#### JOB
Scan the following material for the string "SelectonSort" and copy each line in which it appears.

Records that describe figures
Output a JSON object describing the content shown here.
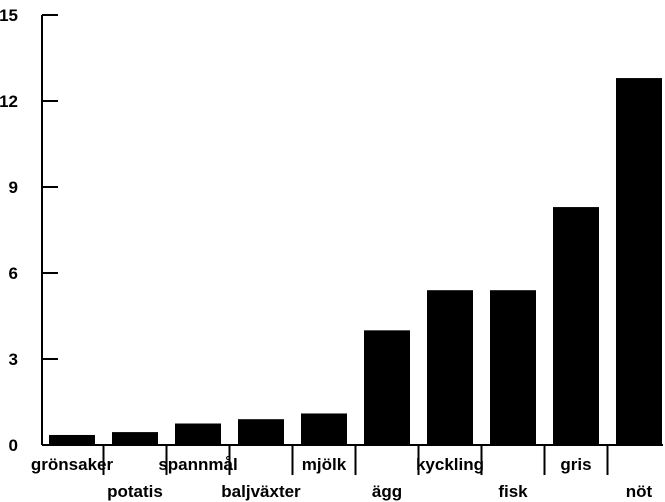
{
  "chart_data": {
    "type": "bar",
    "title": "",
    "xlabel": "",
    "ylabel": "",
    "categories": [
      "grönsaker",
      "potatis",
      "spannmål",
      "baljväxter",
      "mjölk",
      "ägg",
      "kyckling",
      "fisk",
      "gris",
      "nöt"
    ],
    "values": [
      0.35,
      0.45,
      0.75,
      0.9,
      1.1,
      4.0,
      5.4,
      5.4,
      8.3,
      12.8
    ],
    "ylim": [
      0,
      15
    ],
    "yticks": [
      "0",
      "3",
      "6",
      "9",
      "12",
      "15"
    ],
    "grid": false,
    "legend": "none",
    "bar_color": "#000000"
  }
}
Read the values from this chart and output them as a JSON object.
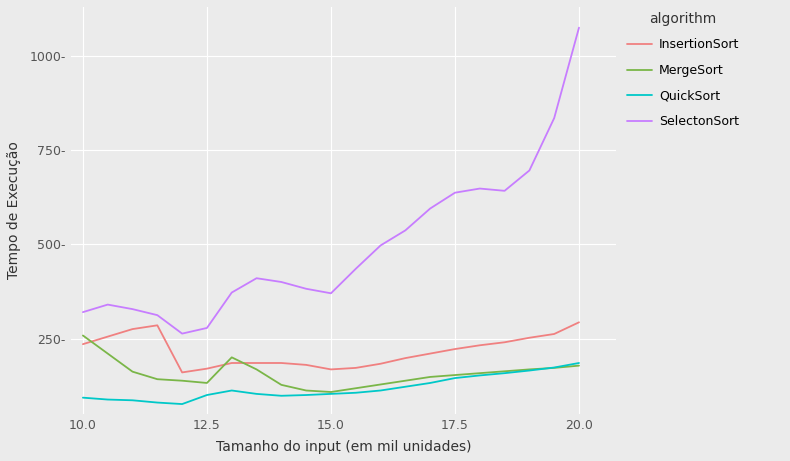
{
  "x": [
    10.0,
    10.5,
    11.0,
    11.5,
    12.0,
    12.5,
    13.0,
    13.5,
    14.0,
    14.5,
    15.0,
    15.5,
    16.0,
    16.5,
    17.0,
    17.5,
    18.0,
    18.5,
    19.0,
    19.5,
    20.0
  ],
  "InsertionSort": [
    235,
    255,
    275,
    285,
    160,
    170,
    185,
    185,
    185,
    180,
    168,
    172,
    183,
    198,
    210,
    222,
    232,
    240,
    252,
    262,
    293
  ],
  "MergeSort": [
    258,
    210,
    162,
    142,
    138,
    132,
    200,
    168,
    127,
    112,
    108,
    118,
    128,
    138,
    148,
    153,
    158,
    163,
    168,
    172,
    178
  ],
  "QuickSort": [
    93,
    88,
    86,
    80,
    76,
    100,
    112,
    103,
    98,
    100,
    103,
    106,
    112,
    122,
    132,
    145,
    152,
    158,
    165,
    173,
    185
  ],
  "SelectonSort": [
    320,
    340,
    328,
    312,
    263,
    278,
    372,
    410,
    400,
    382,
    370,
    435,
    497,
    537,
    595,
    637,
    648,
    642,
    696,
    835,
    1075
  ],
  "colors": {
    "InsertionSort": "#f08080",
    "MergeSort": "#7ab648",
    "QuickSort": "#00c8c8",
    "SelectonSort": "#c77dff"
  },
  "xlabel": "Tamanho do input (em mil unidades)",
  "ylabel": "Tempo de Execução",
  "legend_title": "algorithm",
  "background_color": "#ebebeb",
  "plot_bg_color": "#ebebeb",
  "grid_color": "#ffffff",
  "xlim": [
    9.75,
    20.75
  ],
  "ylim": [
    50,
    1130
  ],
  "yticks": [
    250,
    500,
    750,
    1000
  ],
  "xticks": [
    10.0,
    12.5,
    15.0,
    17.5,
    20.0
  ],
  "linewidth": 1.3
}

...

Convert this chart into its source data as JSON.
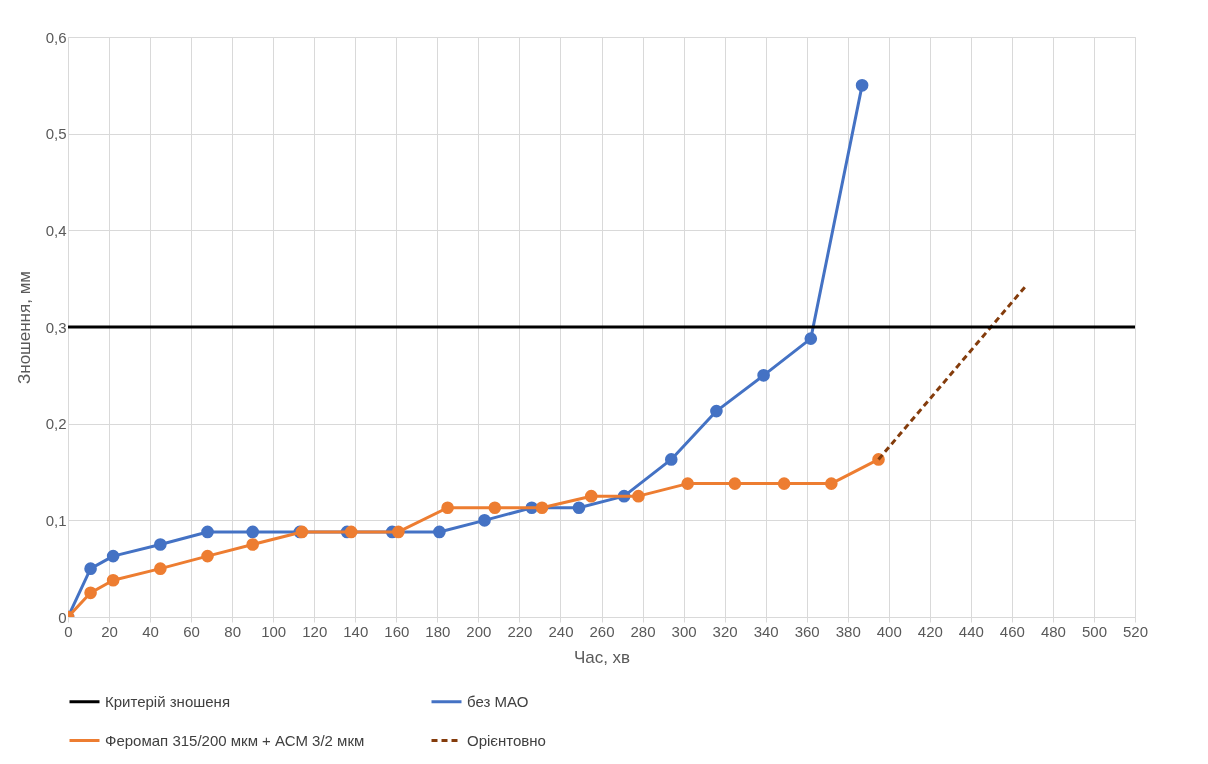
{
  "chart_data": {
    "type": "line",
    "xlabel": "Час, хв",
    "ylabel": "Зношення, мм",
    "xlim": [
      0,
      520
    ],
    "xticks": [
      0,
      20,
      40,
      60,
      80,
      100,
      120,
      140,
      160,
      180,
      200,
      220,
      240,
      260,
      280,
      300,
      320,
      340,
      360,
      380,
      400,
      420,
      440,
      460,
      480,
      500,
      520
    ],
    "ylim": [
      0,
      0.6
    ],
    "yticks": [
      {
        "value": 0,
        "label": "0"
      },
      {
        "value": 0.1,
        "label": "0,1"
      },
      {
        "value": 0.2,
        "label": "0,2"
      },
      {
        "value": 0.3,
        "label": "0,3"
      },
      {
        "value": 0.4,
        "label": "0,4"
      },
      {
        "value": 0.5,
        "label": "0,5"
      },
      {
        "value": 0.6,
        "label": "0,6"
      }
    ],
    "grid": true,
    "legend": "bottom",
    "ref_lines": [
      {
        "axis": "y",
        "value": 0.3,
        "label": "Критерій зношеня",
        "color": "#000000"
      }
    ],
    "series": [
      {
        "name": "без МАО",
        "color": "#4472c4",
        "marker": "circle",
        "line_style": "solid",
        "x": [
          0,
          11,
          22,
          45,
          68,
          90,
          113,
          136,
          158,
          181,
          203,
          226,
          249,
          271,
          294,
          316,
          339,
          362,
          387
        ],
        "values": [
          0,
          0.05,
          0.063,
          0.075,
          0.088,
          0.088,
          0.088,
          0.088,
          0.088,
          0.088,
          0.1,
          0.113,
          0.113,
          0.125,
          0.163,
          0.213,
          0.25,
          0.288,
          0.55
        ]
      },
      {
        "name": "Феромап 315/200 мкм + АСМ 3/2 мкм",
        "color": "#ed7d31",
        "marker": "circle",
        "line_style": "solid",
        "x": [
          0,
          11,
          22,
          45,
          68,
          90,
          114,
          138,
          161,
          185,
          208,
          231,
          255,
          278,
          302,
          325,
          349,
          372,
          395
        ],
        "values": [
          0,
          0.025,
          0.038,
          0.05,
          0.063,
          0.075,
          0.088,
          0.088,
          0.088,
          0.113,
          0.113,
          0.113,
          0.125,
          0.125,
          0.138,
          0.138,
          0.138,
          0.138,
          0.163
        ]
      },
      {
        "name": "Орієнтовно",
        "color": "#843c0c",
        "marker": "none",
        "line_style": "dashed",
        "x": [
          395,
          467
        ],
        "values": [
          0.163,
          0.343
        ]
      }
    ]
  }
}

#### OUTPUT FOR THIS TASK
  "SelectonSort": [
    "SelectonSort": "#c77dff"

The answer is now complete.